> _Stated problem_
Take every line where the string "JSON" appears and copy it.

====== Working data

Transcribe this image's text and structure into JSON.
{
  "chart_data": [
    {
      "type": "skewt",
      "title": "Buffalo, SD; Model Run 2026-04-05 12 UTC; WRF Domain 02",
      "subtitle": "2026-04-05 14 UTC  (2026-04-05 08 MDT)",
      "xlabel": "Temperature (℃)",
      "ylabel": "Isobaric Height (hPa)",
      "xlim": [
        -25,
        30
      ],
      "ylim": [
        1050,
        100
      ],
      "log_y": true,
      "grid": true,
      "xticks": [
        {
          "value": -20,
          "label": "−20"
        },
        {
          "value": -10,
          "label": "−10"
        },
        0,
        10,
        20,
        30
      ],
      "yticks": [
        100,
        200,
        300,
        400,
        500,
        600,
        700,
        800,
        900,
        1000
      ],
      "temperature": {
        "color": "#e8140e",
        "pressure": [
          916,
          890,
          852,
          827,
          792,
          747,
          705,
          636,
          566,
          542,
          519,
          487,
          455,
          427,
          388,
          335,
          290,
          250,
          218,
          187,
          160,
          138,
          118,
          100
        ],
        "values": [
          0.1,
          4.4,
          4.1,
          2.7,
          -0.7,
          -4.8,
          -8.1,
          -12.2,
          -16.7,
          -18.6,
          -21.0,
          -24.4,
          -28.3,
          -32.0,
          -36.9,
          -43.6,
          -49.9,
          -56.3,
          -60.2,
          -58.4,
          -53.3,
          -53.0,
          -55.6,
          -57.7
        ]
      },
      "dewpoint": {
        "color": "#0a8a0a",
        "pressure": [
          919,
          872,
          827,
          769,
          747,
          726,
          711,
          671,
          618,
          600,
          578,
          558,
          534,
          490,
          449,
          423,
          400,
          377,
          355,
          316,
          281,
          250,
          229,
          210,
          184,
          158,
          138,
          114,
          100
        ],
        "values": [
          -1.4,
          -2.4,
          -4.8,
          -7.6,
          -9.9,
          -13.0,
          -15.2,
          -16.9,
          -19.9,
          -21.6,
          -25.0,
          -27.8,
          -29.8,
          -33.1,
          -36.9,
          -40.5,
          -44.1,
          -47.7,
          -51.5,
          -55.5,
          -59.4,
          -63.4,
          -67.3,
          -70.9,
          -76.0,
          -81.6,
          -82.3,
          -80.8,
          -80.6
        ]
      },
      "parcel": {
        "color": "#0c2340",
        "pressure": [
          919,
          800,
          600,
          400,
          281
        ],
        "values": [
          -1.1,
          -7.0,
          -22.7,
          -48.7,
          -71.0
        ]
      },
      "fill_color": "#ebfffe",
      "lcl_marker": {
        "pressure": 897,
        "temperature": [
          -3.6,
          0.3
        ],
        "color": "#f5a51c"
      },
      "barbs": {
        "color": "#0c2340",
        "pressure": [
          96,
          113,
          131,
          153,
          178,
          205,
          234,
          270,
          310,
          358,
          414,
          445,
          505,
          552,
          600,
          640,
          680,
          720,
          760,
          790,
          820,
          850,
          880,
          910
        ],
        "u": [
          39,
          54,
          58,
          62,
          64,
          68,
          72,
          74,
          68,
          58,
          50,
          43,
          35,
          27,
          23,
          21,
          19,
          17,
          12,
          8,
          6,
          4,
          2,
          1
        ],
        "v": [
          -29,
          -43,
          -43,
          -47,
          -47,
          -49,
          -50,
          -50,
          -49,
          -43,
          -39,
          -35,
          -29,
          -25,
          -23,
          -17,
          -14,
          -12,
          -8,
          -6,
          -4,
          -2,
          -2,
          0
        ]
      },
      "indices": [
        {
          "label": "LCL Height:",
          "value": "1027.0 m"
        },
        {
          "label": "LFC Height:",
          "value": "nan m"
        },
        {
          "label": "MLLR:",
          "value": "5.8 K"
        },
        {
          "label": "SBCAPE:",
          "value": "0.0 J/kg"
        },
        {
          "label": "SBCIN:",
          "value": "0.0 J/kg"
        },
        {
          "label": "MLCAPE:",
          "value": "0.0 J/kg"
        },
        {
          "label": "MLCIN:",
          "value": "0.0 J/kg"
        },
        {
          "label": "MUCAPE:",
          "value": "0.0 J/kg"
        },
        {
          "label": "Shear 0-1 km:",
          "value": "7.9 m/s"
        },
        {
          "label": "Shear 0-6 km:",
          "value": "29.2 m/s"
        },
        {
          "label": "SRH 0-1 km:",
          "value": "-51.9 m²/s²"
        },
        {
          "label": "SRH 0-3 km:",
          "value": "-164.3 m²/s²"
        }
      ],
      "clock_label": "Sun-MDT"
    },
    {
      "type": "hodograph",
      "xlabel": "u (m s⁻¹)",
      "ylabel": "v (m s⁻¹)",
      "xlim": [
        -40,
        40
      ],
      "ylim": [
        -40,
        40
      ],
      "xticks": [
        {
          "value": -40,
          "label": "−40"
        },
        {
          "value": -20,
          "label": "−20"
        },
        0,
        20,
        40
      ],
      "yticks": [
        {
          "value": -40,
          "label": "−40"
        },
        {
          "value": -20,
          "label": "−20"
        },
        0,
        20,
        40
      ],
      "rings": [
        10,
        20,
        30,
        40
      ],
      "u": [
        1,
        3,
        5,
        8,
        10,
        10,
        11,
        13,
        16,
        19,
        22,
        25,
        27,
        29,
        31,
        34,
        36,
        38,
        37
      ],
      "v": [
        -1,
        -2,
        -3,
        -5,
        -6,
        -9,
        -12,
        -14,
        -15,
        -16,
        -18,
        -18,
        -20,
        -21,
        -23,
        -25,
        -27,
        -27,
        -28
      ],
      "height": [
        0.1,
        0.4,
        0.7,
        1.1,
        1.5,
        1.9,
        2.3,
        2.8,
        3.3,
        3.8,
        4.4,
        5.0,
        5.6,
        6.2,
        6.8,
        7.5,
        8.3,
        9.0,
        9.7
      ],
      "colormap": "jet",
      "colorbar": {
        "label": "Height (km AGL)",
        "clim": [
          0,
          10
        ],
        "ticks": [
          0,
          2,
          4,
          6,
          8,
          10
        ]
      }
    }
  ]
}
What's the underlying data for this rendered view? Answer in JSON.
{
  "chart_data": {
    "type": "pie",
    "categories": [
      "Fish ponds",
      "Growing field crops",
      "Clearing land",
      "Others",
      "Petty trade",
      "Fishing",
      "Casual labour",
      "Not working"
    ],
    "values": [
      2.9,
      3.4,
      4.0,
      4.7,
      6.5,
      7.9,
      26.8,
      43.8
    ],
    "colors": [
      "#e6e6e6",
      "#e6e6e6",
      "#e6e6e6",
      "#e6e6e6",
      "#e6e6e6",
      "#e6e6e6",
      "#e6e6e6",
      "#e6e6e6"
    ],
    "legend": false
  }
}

============

> _The answer_
Transcribe this image's text and structure into JSON.
What's the underlying data for this rendered view? Answer in JSON.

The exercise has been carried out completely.